=== The problem ===
In your copy, leave out the pictures and repeat the entries below exactly.

=== Record set ===
• • • •

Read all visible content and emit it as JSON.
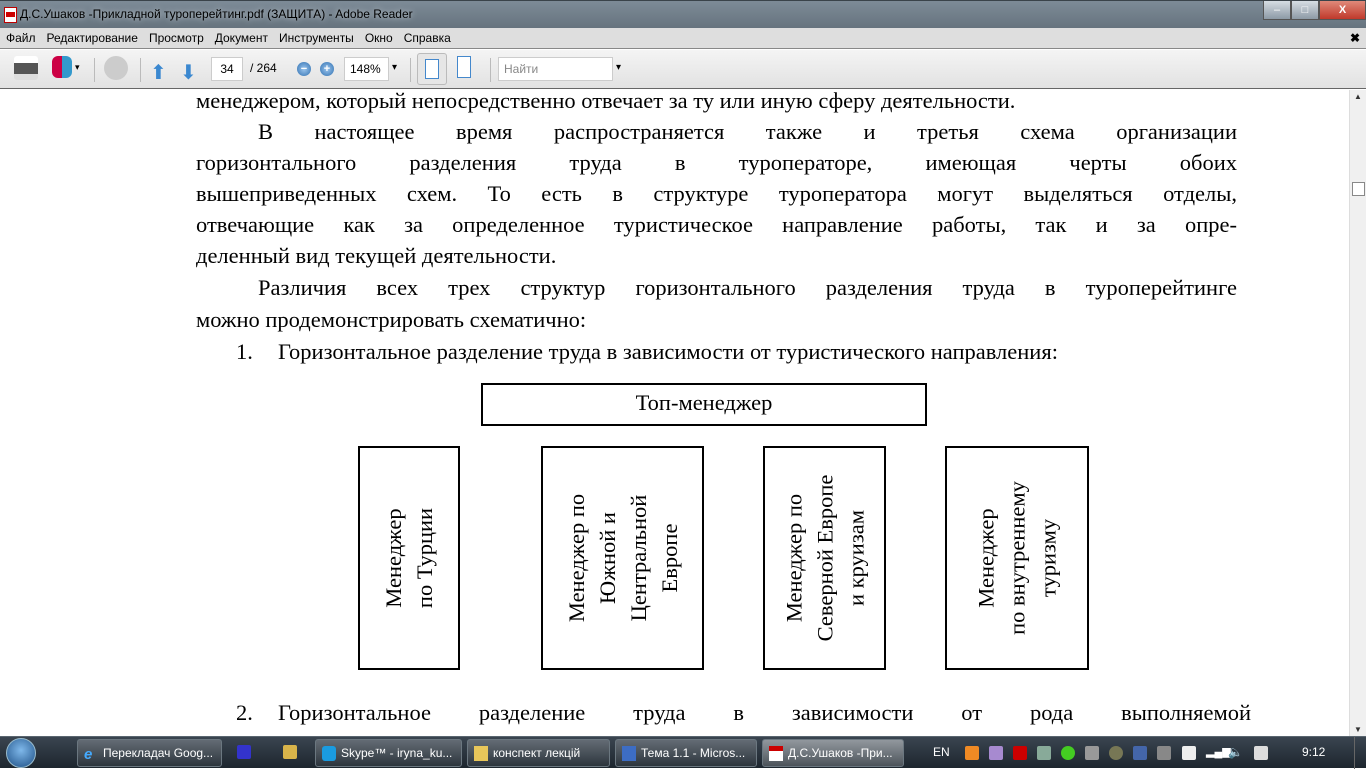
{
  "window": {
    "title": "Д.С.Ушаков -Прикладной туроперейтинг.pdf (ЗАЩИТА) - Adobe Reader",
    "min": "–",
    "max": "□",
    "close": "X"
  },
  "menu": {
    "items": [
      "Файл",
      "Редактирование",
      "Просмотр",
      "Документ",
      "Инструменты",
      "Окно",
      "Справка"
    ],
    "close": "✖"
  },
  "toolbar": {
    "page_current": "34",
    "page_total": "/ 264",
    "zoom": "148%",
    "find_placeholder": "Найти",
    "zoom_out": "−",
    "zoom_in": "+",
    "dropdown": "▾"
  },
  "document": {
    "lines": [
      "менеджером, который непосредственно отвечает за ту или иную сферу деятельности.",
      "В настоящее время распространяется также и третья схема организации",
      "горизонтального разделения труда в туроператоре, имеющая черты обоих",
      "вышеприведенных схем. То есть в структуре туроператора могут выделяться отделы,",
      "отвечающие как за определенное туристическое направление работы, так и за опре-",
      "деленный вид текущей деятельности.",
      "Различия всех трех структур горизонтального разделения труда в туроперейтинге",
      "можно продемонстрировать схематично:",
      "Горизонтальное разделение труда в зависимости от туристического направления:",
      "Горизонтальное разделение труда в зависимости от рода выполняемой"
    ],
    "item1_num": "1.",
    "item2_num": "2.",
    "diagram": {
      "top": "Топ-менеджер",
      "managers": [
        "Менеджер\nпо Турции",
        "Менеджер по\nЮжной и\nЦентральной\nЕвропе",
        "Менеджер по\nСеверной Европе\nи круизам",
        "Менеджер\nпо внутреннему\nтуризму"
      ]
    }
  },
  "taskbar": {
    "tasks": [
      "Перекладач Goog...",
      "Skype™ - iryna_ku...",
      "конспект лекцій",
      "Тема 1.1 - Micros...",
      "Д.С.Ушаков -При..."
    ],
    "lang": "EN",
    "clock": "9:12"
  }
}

• • • •

=== Written solution ===
Read all visible content and emit it as JSON.
{
  "window": {
    "title": "Д.С.Ушаков -Прикладной туроперейтинг.pdf (ЗАЩИТА) - Adobe Reader",
    "min": "–",
    "max": "□",
    "close": "X"
  },
  "menu": {
    "items": [
      "Файл",
      "Редактирование",
      "Просмотр",
      "Документ",
      "Инструменты",
      "Окно",
      "Справка"
    ],
    "close": "✖"
  },
  "toolbar": {
    "page_current": "34",
    "page_total": "/ 264",
    "zoom": "148%",
    "find_placeholder": "Найти",
    "zoom_out": "−",
    "zoom_in": "+",
    "dropdown": "▾"
  },
  "document": {
    "lines": [
      "менеджером, который непосредственно отвечает за ту или иную сферу деятельности.",
      "В настоящее время распространяется также и третья схема организации",
      "горизонтального разделения труда в туроператоре, имеющая черты обоих",
      "вышеприведенных схем. То есть в структуре туроператора могут выделяться отделы,",
      "отвечающие как за определенное туристическое направление работы, так и за опре-",
      "деленный вид текущей деятельности.",
      "Различия всех трех структур горизонтального разделения труда в туроперейтинге",
      "можно продемонстрировать схематично:",
      "Горизонтальное разделение труда в зависимости от туристического направления:",
      "Горизонтальное разделение труда в зависимости от рода выполняемой"
    ],
    "item1_num": "1.",
    "item2_num": "2.",
    "diagram": {
      "top": "Топ-менеджер",
      "managers": [
        "Менеджер\nпо Турции",
        "Менеджер по\nЮжной и\nЦентральной\nЕвропе",
        "Менеджер по\nСеверной Европе\nи круизам",
        "Менеджер\nпо внутреннему\nтуризму"
      ]
    }
  },
  "taskbar": {
    "tasks": [
      "Перекладач Goog...",
      "Skype™ - iryna_ku...",
      "конспект лекцій",
      "Тема 1.1 - Micros...",
      "Д.С.Ушаков -При..."
    ],
    "lang": "EN",
    "clock": "9:12"
  }
}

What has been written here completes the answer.